• **TASK PROMPT**: Reproduce the records below in their entirety, character for character.

• **PROVIDED MATERIAL**:
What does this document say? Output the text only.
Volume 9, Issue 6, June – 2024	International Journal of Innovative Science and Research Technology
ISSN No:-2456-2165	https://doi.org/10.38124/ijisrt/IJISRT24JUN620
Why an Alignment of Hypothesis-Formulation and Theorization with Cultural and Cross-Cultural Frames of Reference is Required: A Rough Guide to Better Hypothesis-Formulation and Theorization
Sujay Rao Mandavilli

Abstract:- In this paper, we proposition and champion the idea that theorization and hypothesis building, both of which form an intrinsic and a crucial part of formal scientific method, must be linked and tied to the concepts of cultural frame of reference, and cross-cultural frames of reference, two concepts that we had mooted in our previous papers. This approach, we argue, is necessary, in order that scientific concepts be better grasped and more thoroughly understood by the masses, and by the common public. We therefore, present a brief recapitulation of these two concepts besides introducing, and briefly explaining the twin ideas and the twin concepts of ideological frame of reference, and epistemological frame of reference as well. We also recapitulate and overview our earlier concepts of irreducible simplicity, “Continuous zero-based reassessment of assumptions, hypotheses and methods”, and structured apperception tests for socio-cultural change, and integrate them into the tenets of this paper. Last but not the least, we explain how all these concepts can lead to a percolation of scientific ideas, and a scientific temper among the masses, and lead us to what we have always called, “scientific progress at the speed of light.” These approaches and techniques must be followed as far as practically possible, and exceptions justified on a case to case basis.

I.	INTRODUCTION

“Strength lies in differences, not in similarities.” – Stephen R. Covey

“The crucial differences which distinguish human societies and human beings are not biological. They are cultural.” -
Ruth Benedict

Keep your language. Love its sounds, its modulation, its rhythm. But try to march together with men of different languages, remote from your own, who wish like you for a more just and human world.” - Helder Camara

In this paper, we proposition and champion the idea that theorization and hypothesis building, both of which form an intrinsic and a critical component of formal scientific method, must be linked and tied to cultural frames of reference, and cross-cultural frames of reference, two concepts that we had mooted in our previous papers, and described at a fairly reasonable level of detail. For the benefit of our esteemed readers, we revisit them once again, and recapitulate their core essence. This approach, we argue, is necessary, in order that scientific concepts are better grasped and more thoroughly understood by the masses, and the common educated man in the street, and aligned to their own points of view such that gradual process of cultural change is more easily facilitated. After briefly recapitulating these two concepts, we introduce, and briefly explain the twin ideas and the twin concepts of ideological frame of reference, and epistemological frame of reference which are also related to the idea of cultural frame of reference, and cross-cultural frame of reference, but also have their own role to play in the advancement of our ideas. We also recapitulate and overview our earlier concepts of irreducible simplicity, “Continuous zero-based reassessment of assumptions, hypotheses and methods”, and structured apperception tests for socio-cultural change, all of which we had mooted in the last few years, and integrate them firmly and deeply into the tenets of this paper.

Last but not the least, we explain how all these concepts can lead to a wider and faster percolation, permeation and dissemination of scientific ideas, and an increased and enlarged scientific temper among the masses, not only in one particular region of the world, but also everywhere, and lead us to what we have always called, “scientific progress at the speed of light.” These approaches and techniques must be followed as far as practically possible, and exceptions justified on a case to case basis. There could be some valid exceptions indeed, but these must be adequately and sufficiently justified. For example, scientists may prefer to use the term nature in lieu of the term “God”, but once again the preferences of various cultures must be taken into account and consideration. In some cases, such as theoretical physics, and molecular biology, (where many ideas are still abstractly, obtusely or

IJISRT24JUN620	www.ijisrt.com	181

• **EXERCISE RESULT**:
What does this document say? Output the text only.
Volume 9, Issue 6, June – 2024	International Journal of Innovative Science and Research Technology
ISSN No:-2456-2165	https://doi.org/10.38124/ijisrt/IJISRT24JUN620
Why an Alignment of Hypothesis-Formulation and Theorization with Cultural and Cross-Cultural Frames of Reference is Required: A Rough Guide to Better Hypothesis-Formulation and Theorization
Sujay Rao Mandavilli

Abstract:- In this paper, we proposition and champion the idea that theorization and hypothesis building, both of which form an intrinsic and a crucial part of formal scientific method, must be linked and tied to the concepts of cultural frame of reference, and cross-cultural frames of reference, two concepts that we had mooted in our previous papers. This approach, we argue, is necessary, in order that scientific concepts be better grasped and more thoroughly understood by the masses, and by the common public. We therefore, present a brief recapitulation of these two concepts besides introducing, and briefly explaining the twin ideas and the twin concepts of ideological frame of reference, and epistemological frame of reference as well. We also recapitulate and overview our earlier concepts of irreducible simplicity, “Continuous zero-based reassessment of assumptions, hypotheses and methods”, and structured apperception tests for socio-cultural change, and integrate them into the tenets of this paper. Last but not the least, we explain how all these concepts can lead to a percolation of scientific ideas, and a scientific temper among the masses, and lead us to what we have always called, “scientific progress at the speed of light.” These approaches and techniques must be followed as far as practically possible, and exceptions justified on a case to case basis.

I.	INTRODUCTION

“Strength lies in differences, not in similarities.” – Stephen R. Covey

“The crucial differences which distinguish human societies and human beings are not biological. They are cultural.” -
Ruth Benedict

Keep your language. Love its sounds, its modulation, its rhythm. But try to march together with men of different languages, remote from your own, who wish like you for a more just and human world.” - Helder Camara

In this paper, we proposition and champion the idea that theorization and hypothesis building, both of which form an intrinsic and a critical component of formal scientific method, must be linked and tied to cultural frames of reference, and cross-cultural frames of reference, two concepts that we had mooted in our previous papers, and described at a fairly reasonable level of detail. For the benefit of our esteemed readers, we revisit them once again, and recapitulate their core essence. This approach, we argue, is necessary, in order that scientific concepts are better grasped and more thoroughly understood by the masses, and the common educated man in the street, and aligned to their own points of view such that gradual process of cultural change is more easily facilitated. After briefly recapitulating these two concepts, we introduce, and briefly explain the twin ideas and the twin concepts of ideological frame of reference, and epistemological frame of reference which are also related to the idea of cultural frame of reference, and cross-cultural frame of reference, but also have their own role to play in the advancement of our ideas. We also recapitulate and overview our earlier concepts of irreducible simplicity, “Continuous zero-based reassessment of assumptions, hypotheses and methods”, and structured apperception tests for socio-cultural change, all of which we had mooted in the last few years, and integrate them firmly and deeply into the tenets of this paper.

Last but not the least, we explain how all these concepts can lead to a wider and faster percolation, permeation and dissemination of scientific ideas, and an increased and enlarged scientific temper among the masses, not only in one particular region of the world, but also everywhere, and lead us to what we have always called, “scientific progress at the speed of light.” These approaches and techniques must be followed as far as practically possible, and exceptions justified on a case to case basis. There could be some valid exceptions indeed, but these must be adequately and sufficiently justified. For example, scientists may prefer to use the term nature in lieu of the term “God”, but once again the preferences of various cultures must be taken into account and consideration. In some cases, such as theoretical physics, and molecular biology, (where many ideas are still abstractly, obtusely or

IJISRT24JUN620	www.ijisrt.com	181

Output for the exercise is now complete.